Figure data in JSON:
--- Start ---

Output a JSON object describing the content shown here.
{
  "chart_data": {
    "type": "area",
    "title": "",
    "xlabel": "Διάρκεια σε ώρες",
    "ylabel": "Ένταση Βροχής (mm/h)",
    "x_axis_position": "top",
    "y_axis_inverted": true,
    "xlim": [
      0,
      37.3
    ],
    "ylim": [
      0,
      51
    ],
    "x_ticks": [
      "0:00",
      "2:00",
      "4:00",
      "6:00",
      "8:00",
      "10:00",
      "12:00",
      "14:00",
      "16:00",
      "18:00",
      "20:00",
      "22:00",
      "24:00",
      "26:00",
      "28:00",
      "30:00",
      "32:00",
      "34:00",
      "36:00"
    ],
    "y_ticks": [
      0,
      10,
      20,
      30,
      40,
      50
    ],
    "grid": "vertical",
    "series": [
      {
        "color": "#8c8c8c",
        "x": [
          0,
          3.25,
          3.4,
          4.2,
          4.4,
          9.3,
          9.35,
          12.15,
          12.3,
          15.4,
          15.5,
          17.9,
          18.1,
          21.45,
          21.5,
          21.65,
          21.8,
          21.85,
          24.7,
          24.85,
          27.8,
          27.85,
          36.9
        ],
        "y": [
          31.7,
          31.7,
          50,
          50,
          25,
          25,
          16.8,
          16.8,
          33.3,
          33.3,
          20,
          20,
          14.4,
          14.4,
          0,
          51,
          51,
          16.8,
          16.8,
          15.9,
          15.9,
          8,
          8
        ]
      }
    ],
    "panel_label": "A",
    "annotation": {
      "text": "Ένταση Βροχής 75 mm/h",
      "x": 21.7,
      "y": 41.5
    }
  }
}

--- End ---

Report all lines of the material that contain the word "Ένταση".

    "ylabel": "Ένταση Βροχής (mm/h)",
      "text": "Ένταση Βροχής 75 mm/h",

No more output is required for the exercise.